**Provided information:**

----------

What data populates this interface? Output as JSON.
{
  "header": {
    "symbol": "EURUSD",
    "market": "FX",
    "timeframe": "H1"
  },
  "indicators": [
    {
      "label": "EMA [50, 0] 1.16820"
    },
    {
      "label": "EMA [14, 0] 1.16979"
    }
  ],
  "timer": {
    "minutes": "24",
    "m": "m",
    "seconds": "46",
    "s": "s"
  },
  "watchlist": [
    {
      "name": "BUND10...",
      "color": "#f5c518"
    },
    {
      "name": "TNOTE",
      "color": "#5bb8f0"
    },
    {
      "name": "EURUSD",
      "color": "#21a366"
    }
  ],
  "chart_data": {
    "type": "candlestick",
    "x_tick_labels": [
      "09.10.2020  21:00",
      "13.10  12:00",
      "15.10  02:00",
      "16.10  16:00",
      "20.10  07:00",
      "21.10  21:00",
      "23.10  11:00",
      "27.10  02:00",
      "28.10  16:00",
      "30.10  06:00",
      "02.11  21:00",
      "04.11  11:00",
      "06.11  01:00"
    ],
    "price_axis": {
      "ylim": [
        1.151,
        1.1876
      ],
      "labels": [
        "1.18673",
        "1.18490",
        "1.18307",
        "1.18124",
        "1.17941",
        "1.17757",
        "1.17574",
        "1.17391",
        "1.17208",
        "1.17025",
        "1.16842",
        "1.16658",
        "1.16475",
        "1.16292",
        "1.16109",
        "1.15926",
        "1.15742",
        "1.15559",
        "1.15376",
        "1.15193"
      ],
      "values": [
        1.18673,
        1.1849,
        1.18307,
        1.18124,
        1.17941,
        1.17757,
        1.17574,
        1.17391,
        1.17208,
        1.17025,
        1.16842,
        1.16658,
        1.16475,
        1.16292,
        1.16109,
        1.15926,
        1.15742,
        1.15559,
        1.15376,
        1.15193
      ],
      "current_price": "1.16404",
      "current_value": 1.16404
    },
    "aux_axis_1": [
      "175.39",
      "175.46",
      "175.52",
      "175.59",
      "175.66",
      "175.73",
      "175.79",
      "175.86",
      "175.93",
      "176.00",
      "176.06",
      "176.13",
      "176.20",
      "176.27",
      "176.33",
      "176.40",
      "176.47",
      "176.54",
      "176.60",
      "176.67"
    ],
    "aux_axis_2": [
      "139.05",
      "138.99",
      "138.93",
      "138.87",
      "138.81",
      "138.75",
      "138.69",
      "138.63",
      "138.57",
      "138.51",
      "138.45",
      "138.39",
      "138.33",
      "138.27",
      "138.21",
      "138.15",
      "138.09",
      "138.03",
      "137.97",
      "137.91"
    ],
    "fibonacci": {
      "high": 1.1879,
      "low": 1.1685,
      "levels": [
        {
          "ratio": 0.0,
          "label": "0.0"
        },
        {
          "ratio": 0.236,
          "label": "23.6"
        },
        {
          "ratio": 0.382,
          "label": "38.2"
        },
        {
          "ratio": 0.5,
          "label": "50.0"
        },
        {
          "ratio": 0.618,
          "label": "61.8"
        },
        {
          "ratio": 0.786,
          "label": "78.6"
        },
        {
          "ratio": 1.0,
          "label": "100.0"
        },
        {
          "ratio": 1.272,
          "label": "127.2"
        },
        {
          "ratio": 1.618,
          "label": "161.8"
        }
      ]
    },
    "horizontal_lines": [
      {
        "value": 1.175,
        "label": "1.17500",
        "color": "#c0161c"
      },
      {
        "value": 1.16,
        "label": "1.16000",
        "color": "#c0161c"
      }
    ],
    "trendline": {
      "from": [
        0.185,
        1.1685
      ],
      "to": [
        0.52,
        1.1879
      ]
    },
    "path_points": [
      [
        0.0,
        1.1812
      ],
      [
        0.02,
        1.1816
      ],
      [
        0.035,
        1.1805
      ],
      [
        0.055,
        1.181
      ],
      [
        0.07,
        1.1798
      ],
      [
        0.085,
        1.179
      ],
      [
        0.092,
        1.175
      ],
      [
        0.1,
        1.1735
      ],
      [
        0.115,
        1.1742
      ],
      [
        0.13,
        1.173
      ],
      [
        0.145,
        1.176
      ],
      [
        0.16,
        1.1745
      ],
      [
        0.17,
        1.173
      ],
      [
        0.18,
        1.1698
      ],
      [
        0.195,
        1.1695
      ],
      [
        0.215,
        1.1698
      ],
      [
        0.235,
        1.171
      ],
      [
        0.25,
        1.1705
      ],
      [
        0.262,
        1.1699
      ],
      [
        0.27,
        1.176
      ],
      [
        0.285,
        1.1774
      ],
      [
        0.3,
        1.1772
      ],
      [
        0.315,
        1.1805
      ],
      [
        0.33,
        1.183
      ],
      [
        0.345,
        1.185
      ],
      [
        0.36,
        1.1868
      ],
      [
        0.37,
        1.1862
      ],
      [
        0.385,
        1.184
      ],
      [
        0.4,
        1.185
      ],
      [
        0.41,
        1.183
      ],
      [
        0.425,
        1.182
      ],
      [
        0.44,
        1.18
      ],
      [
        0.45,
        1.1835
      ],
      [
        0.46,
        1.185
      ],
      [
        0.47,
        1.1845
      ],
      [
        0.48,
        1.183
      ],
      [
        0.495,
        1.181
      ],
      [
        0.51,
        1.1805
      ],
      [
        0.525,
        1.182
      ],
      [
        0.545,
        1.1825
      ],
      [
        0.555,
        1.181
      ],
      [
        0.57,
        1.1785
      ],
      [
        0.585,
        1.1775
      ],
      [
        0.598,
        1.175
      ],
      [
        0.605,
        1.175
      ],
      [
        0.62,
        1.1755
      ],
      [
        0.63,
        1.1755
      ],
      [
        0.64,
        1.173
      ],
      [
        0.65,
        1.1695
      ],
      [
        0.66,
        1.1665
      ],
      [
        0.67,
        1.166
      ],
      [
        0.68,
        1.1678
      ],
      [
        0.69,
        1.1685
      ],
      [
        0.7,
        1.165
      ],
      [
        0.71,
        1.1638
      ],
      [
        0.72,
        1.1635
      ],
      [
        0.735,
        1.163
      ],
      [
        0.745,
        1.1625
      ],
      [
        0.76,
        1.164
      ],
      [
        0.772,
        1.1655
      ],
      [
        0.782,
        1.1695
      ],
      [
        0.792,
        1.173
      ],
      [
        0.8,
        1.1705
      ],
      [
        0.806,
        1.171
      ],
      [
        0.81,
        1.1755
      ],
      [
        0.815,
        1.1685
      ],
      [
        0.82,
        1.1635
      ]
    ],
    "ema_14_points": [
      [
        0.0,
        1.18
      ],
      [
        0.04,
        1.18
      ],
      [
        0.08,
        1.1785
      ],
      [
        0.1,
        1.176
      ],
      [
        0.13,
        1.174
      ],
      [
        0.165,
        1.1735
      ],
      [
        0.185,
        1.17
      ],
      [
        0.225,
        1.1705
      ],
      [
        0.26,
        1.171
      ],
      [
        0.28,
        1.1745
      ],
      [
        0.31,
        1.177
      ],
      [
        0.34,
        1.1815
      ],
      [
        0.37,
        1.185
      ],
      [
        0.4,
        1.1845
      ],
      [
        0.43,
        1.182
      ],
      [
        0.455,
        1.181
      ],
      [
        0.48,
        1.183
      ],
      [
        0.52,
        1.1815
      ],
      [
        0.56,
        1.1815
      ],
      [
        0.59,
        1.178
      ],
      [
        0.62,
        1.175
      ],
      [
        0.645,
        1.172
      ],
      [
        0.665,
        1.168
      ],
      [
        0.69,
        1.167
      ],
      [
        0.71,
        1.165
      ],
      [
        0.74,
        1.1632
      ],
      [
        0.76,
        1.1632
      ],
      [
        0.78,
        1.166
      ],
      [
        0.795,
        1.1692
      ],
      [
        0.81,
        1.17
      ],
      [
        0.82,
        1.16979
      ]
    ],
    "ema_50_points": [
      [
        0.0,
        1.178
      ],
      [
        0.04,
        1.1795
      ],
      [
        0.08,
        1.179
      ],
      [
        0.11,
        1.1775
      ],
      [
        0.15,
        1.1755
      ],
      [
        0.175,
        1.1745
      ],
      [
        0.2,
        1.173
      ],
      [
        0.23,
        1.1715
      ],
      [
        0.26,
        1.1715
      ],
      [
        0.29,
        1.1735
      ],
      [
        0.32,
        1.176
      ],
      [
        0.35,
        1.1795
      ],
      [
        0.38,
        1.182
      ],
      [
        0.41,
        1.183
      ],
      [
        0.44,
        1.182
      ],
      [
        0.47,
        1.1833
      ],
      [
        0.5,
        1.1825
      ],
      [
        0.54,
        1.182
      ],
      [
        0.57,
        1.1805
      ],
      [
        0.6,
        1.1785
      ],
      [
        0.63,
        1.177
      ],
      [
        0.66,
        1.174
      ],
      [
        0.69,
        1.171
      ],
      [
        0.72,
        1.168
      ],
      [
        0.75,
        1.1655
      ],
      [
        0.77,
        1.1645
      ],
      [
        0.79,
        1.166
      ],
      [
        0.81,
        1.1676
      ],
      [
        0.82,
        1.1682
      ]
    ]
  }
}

----------

**What you have to do:** List the lines of the material in which the word "color" occurs.

**Task result:**
      "color": "#f5c518"
      "color": "#5bb8f0"
      "color": "#21a366"
        "color": "#c0161c"
        "color": "#c0161c"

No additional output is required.